_Given instruction_: Copy each line of the data below exactly, leaving out pictures.

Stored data
========================================
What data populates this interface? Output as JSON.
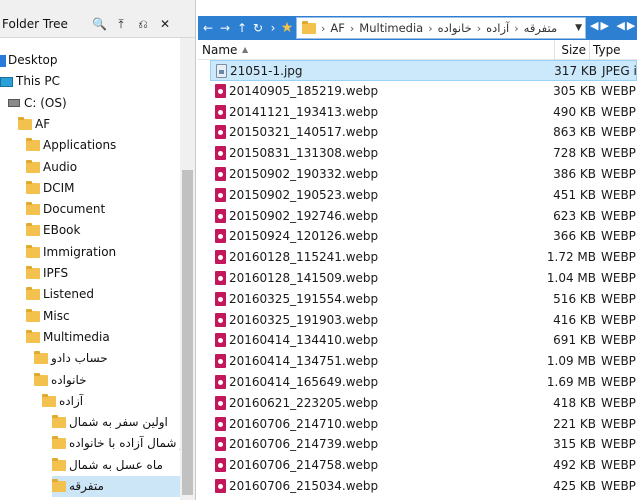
{
  "tree": {
    "title": "Folder Tree",
    "tools": {
      "search": "🔍",
      "up": "⤒",
      "new": "⎌",
      "close": "✕"
    },
    "nodes": [
      {
        "label": "Desktop",
        "icon": "desktop-icon"
      },
      {
        "label": "This PC",
        "icon": "pc-icon"
      },
      {
        "label": "C: (OS)",
        "icon": "drive-icon"
      },
      {
        "label": "AF",
        "icon": "folder-icon"
      },
      {
        "label": "Applications",
        "icon": "folder-icon"
      },
      {
        "label": "Audio",
        "icon": "folder-icon"
      },
      {
        "label": "DCIM",
        "icon": "folder-icon"
      },
      {
        "label": "Document",
        "icon": "folder-icon"
      },
      {
        "label": "EBook",
        "icon": "folder-icon"
      },
      {
        "label": "Immigration",
        "icon": "folder-icon"
      },
      {
        "label": "IPFS",
        "icon": "folder-icon"
      },
      {
        "label": "Listened",
        "icon": "folder-icon"
      },
      {
        "label": "Misc",
        "icon": "folder-icon"
      },
      {
        "label": "Multimedia",
        "icon": "folder-icon"
      },
      {
        "label": "حساب دادو",
        "icon": "folder-icon"
      },
      {
        "label": "خانواده",
        "icon": "folder-icon"
      },
      {
        "label": "آزاده",
        "icon": "folder-icon"
      },
      {
        "label": "اولین سفر به شمال",
        "icon": "folder-icon"
      },
      {
        "label": "سفر شمال آزاده با خانواده",
        "icon": "folder-icon"
      },
      {
        "label": "ماه عسل به شمال",
        "icon": "folder-icon"
      },
      {
        "label": "متفرقه",
        "icon": "folder-icon"
      }
    ]
  },
  "address": {
    "back": "←",
    "forward": "→",
    "up": "↑",
    "refresh": "↻",
    "chevron": "›",
    "star": "★",
    "crumbs": [
      "AF",
      "Multimedia",
      "خانواده",
      "آزاده",
      "متفرقه"
    ],
    "dropdown": "▼",
    "right_controls": "◀▶ ◀▶"
  },
  "columns": {
    "name": "Name",
    "size": "Size",
    "type": "Type"
  },
  "files": [
    {
      "name": "21051-1.jpg",
      "size": "317 KB",
      "type": "JPEG im",
      "kind": "jpg"
    },
    {
      "name": "20140905_185219.webp",
      "size": "305 KB",
      "type": "WEBP Ir",
      "kind": "webp"
    },
    {
      "name": "20141121_193413.webp",
      "size": "490 KB",
      "type": "WEBP Ir",
      "kind": "webp"
    },
    {
      "name": "20150321_140517.webp",
      "size": "863 KB",
      "type": "WEBP Ir",
      "kind": "webp"
    },
    {
      "name": "20150831_131308.webp",
      "size": "728 KB",
      "type": "WEBP Ir",
      "kind": "webp"
    },
    {
      "name": "20150902_190332.webp",
      "size": "386 KB",
      "type": "WEBP Ir",
      "kind": "webp"
    },
    {
      "name": "20150902_190523.webp",
      "size": "451 KB",
      "type": "WEBP Ir",
      "kind": "webp"
    },
    {
      "name": "20150902_192746.webp",
      "size": "623 KB",
      "type": "WEBP Ir",
      "kind": "webp"
    },
    {
      "name": "20150924_120126.webp",
      "size": "366 KB",
      "type": "WEBP Ir",
      "kind": "webp"
    },
    {
      "name": "20160128_115241.webp",
      "size": "1.72 MB",
      "type": "WEBP Ir",
      "kind": "webp"
    },
    {
      "name": "20160128_141509.webp",
      "size": "1.04 MB",
      "type": "WEBP Ir",
      "kind": "webp"
    },
    {
      "name": "20160325_191554.webp",
      "size": "516 KB",
      "type": "WEBP Ir",
      "kind": "webp"
    },
    {
      "name": "20160325_191903.webp",
      "size": "416 KB",
      "type": "WEBP Ir",
      "kind": "webp"
    },
    {
      "name": "20160414_134410.webp",
      "size": "691 KB",
      "type": "WEBP Ir",
      "kind": "webp"
    },
    {
      "name": "20160414_134751.webp",
      "size": "1.09 MB",
      "type": "WEBP Ir",
      "kind": "webp"
    },
    {
      "name": "20160414_165649.webp",
      "size": "1.69 MB",
      "type": "WEBP Ir",
      "kind": "webp"
    },
    {
      "name": "20160621_223205.webp",
      "size": "418 KB",
      "type": "WEBP Ir",
      "kind": "webp"
    },
    {
      "name": "20160706_214710.webp",
      "size": "221 KB",
      "type": "WEBP Ir",
      "kind": "webp"
    },
    {
      "name": "20160706_214739.webp",
      "size": "315 KB",
      "type": "WEBP Ir",
      "kind": "webp"
    },
    {
      "name": "20160706_214758.webp",
      "size": "492 KB",
      "type": "WEBP Ir",
      "kind": "webp"
    },
    {
      "name": "20160706_215034.webp",
      "size": "425 KB",
      "type": "WEBP Ir",
      "kind": "webp"
    }
  ]
}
========================================
_The answer_:
What data populates this interface? Output as JSON.
{
  "tree": {
    "title": "Folder Tree",
    "tools": {
      "search": "🔍",
      "up": "⤒",
      "new": "⎌",
      "close": "✕"
    },
    "nodes": [
      {
        "label": "Desktop",
        "icon": "desktop-icon"
      },
      {
        "label": "This PC",
        "icon": "pc-icon"
      },
      {
        "label": "C: (OS)",
        "icon": "drive-icon"
      },
      {
        "label": "AF",
        "icon": "folder-icon"
      },
      {
        "label": "Applications",
        "icon": "folder-icon"
      },
      {
        "label": "Audio",
        "icon": "folder-icon"
      },
      {
        "label": "DCIM",
        "icon": "folder-icon"
      },
      {
        "label": "Document",
        "icon": "folder-icon"
      },
      {
        "label": "EBook",
        "icon": "folder-icon"
      },
      {
        "label": "Immigration",
        "icon": "folder-icon"
      },
      {
        "label": "IPFS",
        "icon": "folder-icon"
      },
      {
        "label": "Listened",
        "icon": "folder-icon"
      },
      {
        "label": "Misc",
        "icon": "folder-icon"
      },
      {
        "label": "Multimedia",
        "icon": "folder-icon"
      },
      {
        "label": "حساب دادو",
        "icon": "folder-icon"
      },
      {
        "label": "خانواده",
        "icon": "folder-icon"
      },
      {
        "label": "آزاده",
        "icon": "folder-icon"
      },
      {
        "label": "اولین سفر به شمال",
        "icon": "folder-icon"
      },
      {
        "label": "سفر شمال آزاده با خانواده",
        "icon": "folder-icon"
      },
      {
        "label": "ماه عسل به شمال",
        "icon": "folder-icon"
      },
      {
        "label": "متفرقه",
        "icon": "folder-icon"
      }
    ]
  },
  "address": {
    "back": "←",
    "forward": "→",
    "up": "↑",
    "refresh": "↻",
    "chevron": "›",
    "star": "★",
    "crumbs": [
      "AF",
      "Multimedia",
      "خانواده",
      "آزاده",
      "متفرقه"
    ],
    "dropdown": "▼",
    "right_controls": "◀▶ ◀▶"
  },
  "columns": {
    "name": "Name",
    "size": "Size",
    "type": "Type"
  },
  "files": [
    {
      "name": "21051-1.jpg",
      "size": "317 KB",
      "type": "JPEG im",
      "kind": "jpg"
    },
    {
      "name": "20140905_185219.webp",
      "size": "305 KB",
      "type": "WEBP Ir",
      "kind": "webp"
    },
    {
      "name": "20141121_193413.webp",
      "size": "490 KB",
      "type": "WEBP Ir",
      "kind": "webp"
    },
    {
      "name": "20150321_140517.webp",
      "size": "863 KB",
      "type": "WEBP Ir",
      "kind": "webp"
    },
    {
      "name": "20150831_131308.webp",
      "size": "728 KB",
      "type": "WEBP Ir",
      "kind": "webp"
    },
    {
      "name": "20150902_190332.webp",
      "size": "386 KB",
      "type": "WEBP Ir",
      "kind": "webp"
    },
    {
      "name": "20150902_190523.webp",
      "size": "451 KB",
      "type": "WEBP Ir",
      "kind": "webp"
    },
    {
      "name": "20150902_192746.webp",
      "size": "623 KB",
      "type": "WEBP Ir",
      "kind": "webp"
    },
    {
      "name": "20150924_120126.webp",
      "size": "366 KB",
      "type": "WEBP Ir",
      "kind": "webp"
    },
    {
      "name": "20160128_115241.webp",
      "size": "1.72 MB",
      "type": "WEBP Ir",
      "kind": "webp"
    },
    {
      "name": "20160128_141509.webp",
      "size": "1.04 MB",
      "type": "WEBP Ir",
      "kind": "webp"
    },
    {
      "name": "20160325_191554.webp",
      "size": "516 KB",
      "type": "WEBP Ir",
      "kind": "webp"
    },
    {
      "name": "20160325_191903.webp",
      "size": "416 KB",
      "type": "WEBP Ir",
      "kind": "webp"
    },
    {
      "name": "20160414_134410.webp",
      "size": "691 KB",
      "type": "WEBP Ir",
      "kind": "webp"
    },
    {
      "name": "20160414_134751.webp",
      "size": "1.09 MB",
      "type": "WEBP Ir",
      "kind": "webp"
    },
    {
      "name": "20160414_165649.webp",
      "size": "1.69 MB",
      "type": "WEBP Ir",
      "kind": "webp"
    },
    {
      "name": "20160621_223205.webp",
      "size": "418 KB",
      "type": "WEBP Ir",
      "kind": "webp"
    },
    {
      "name": "20160706_214710.webp",
      "size": "221 KB",
      "type": "WEBP Ir",
      "kind": "webp"
    },
    {
      "name": "20160706_214739.webp",
      "size": "315 KB",
      "type": "WEBP Ir",
      "kind": "webp"
    },
    {
      "name": "20160706_214758.webp",
      "size": "492 KB",
      "type": "WEBP Ir",
      "kind": "webp"
    },
    {
      "name": "20160706_215034.webp",
      "size": "425 KB",
      "type": "WEBP Ir",
      "kind": "webp"
    }
  ]
}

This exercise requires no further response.